WHAT YOU HAVE TO DO: Go through the records and give each one again exactly.

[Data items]

______________________________

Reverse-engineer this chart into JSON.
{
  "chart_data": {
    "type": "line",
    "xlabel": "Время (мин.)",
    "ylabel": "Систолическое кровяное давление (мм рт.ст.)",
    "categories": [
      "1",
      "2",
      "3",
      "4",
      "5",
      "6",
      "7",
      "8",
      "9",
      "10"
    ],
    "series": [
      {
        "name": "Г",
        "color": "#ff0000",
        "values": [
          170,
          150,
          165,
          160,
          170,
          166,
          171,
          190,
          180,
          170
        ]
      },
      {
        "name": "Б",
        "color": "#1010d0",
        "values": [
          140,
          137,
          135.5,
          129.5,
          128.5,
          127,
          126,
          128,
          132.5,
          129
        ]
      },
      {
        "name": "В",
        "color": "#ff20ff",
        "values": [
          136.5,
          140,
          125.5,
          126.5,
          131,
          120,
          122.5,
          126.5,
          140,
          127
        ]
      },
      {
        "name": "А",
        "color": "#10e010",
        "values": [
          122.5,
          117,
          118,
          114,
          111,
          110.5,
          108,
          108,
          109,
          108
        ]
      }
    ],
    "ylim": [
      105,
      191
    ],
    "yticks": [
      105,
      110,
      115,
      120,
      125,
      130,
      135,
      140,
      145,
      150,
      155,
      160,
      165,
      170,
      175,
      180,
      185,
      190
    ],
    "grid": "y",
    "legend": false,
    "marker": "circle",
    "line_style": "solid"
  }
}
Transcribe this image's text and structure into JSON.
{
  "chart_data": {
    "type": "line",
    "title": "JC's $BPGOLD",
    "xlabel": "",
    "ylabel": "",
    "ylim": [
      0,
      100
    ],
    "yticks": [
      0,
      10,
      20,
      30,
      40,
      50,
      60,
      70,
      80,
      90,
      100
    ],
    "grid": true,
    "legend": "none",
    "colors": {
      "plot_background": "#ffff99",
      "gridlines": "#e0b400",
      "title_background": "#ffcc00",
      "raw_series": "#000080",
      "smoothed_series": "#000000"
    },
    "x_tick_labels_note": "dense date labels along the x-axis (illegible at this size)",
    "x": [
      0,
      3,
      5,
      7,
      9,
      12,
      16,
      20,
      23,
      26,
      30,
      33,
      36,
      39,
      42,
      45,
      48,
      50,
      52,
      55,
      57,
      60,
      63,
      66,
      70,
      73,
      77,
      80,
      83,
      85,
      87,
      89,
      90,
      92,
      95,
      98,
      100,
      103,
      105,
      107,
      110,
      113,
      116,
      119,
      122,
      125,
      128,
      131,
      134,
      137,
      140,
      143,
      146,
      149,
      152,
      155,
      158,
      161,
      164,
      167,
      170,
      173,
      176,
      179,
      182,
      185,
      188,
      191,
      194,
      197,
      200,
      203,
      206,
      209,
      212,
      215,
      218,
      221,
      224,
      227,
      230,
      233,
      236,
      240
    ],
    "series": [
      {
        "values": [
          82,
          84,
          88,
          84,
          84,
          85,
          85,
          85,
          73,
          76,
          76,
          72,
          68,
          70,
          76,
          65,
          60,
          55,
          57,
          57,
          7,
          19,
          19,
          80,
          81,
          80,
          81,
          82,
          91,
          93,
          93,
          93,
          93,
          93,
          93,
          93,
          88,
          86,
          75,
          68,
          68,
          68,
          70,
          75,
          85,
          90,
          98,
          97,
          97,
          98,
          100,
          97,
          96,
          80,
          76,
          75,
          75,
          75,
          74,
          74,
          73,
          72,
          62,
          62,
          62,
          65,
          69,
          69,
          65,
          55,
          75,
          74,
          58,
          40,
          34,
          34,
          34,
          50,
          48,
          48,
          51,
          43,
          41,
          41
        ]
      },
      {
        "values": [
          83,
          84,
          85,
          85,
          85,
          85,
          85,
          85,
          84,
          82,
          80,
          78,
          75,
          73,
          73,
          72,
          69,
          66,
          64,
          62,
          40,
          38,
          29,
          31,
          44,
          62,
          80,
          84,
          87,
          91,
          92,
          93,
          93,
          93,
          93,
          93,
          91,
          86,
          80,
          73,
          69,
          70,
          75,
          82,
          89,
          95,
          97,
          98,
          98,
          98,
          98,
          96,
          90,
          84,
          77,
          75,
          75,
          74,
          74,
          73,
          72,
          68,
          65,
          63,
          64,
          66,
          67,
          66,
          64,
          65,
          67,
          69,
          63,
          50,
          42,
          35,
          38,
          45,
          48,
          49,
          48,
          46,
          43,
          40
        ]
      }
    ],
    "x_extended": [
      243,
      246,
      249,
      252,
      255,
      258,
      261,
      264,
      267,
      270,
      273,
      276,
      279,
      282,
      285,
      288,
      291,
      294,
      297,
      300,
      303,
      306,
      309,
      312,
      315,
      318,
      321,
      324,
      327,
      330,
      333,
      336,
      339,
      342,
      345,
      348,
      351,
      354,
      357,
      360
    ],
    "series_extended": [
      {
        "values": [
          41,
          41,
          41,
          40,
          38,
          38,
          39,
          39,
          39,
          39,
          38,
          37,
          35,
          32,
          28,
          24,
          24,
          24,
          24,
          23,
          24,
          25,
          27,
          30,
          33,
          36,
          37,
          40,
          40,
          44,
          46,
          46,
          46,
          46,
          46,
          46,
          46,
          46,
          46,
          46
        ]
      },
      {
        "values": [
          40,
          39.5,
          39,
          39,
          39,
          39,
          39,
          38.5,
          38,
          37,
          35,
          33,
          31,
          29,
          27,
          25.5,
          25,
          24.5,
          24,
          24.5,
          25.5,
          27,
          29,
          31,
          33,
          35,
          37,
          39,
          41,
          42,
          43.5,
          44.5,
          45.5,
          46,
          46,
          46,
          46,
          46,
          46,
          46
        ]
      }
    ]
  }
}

______________________________

COMPLETED EXERCISE:
Reverse-engineer this chart into JSON.
{
  "chart_data": {
    "type": "line",
    "xlabel": "Время (мин.)",
    "ylabel": "Систолическое кровяное давление (мм рт.ст.)",
    "categories": [
      "1",
      "2",
      "3",
      "4",
      "5",
      "6",
      "7",
      "8",
      "9",
      "10"
    ],
    "series": [
      {
        "name": "Г",
        "color": "#ff0000",
        "values": [
          170,
          150,
          165,
          160,
          170,
          166,
          171,
          190,
          180,
          170
        ]
      },
      {
        "name": "Б",
        "color": "#1010d0",
        "values": [
          140,
          137,
          135.5,
          129.5,
          128.5,
          127,
          126,
          128,
          132.5,
          129
        ]
      },
      {
        "name": "В",
        "color": "#ff20ff",
        "values": [
          136.5,
          140,
          125.5,
          126.5,
          131,
          120,
          122.5,
          126.5,
          140,
          127
        ]
      },
      {
        "name": "А",
        "color": "#10e010",
        "values": [
          122.5,
          117,
          118,
          114,
          111,
          110.5,
          108,
          108,
          109,
          108
        ]
      }
    ],
    "ylim": [
      105,
      191
    ],
    "yticks": [
      105,
      110,
      115,
      120,
      125,
      130,
      135,
      140,
      145,
      150,
      155,
      160,
      165,
      170,
      175,
      180,
      185,
      190
    ],
    "grid": "y",
    "legend": false,
    "marker": "circle",
    "line_style": "solid"
  }
}
Transcribe this image's text and structure into JSON.
{
  "chart_data": {
    "type": "line",
    "title": "JC's $BPGOLD",
    "xlabel": "",
    "ylabel": "",
    "ylim": [
      0,
      100
    ],
    "yticks": [
      0,
      10,
      20,
      30,
      40,
      50,
      60,
      70,
      80,
      90,
      100
    ],
    "grid": true,
    "legend": "none",
    "colors": {
      "plot_background": "#ffff99",
      "gridlines": "#e0b400",
      "title_background": "#ffcc00",
      "raw_series": "#000080",
      "smoothed_series": "#000000"
    },
    "x_tick_labels_note": "dense date labels along the x-axis (illegible at this size)",
    "x": [
      0,
      3,
      5,
      7,
      9,
      12,
      16,
      20,
      23,
      26,
      30,
      33,
      36,
      39,
      42,
      45,
      48,
      50,
      52,
      55,
      57,
      60,
      63,
      66,
      70,
      73,
      77,
      80,
      83,
      85,
      87,
      89,
      90,
      92,
      95,
      98,
      100,
      103,
      105,
      107,
      110,
      113,
      116,
      119,
      122,
      125,
      128,
      131,
      134,
      137,
      140,
      143,
      146,
      149,
      152,
      155,
      158,
      161,
      164,
      167,
      170,
      173,
      176,
      179,
      182,
      185,
      188,
      191,
      194,
      197,
      200,
      203,
      206,
      209,
      212,
      215,
      218,
      221,
      224,
      227,
      230,
      233,
      236,
      240
    ],
    "series": [
      {
        "values": [
          82,
          84,
          88,
          84,
          84,
          85,
          85,
          85,
          73,
          76,
          76,
          72,
          68,
          70,
          76,
          65,
          60,
          55,
          57,
          57,
          7,
          19,
          19,
          80,
          81,
          80,
          81,
          82,
          91,
          93,
          93,
          93,
          93,
          93,
          93,
          93,
          88,
          86,
          75,
          68,
          68,
          68,
          70,
          75,
          85,
          90,
          98,
          97,
          97,
          98,
          100,
          97,
          96,
          80,
          76,
          75,
          75,
          75,
          74,
          74,
          73,
          72,
          62,
          62,
          62,
          65,
          69,
          69,
          65,
          55,
          75,
          74,
          58,
          40,
          34,
          34,
          34,
          50,
          48,
          48,
          51,
          43,
          41,
          41
        ]
      },
      {
        "values": [
          83,
          84,
          85,
          85,
          85,
          85,
          85,
          85,
          84,
          82,
          80,
          78,
          75,
          73,
          73,
          72,
          69,
          66,
          64,
          62,
          40,
          38,
          29,
          31,
          44,
          62,
          80,
          84,
          87,
          91,
          92,
          93,
          93,
          93,
          93,
          93,
          91,
          86,
          80,
          73,
          69,
          70,
          75,
          82,
          89,
          95,
          97,
          98,
          98,
          98,
          98,
          96,
          90,
          84,
          77,
          75,
          75,
          74,
          74,
          73,
          72,
          68,
          65,
          63,
          64,
          66,
          67,
          66,
          64,
          65,
          67,
          69,
          63,
          50,
          42,
          35,
          38,
          45,
          48,
          49,
          48,
          46,
          43,
          40
        ]
      }
    ],
    "x_extended": [
      243,
      246,
      249,
      252,
      255,
      258,
      261,
      264,
      267,
      270,
      273,
      276,
      279,
      282,
      285,
      288,
      291,
      294,
      297,
      300,
      303,
      306,
      309,
      312,
      315,
      318,
      321,
      324,
      327,
      330,
      333,
      336,
      339,
      342,
      345,
      348,
      351,
      354,
      357,
      360
    ],
    "series_extended": [
      {
        "values": [
          41,
          41,
          41,
          40,
          38,
          38,
          39,
          39,
          39,
          39,
          38,
          37,
          35,
          32,
          28,
          24,
          24,
          24,
          24,
          23,
          24,
          25,
          27,
          30,
          33,
          36,
          37,
          40,
          40,
          44,
          46,
          46,
          46,
          46,
          46,
          46,
          46,
          46,
          46,
          46
        ]
      },
      {
        "values": [
          40,
          39.5,
          39,
          39,
          39,
          39,
          39,
          38.5,
          38,
          37,
          35,
          33,
          31,
          29,
          27,
          25.5,
          25,
          24.5,
          24,
          24.5,
          25.5,
          27,
          29,
          31,
          33,
          35,
          37,
          39,
          41,
          42,
          43.5,
          44.5,
          45.5,
          46,
          46,
          46,
          46,
          46,
          46,
          46
        ]
      }
    ]
  }
}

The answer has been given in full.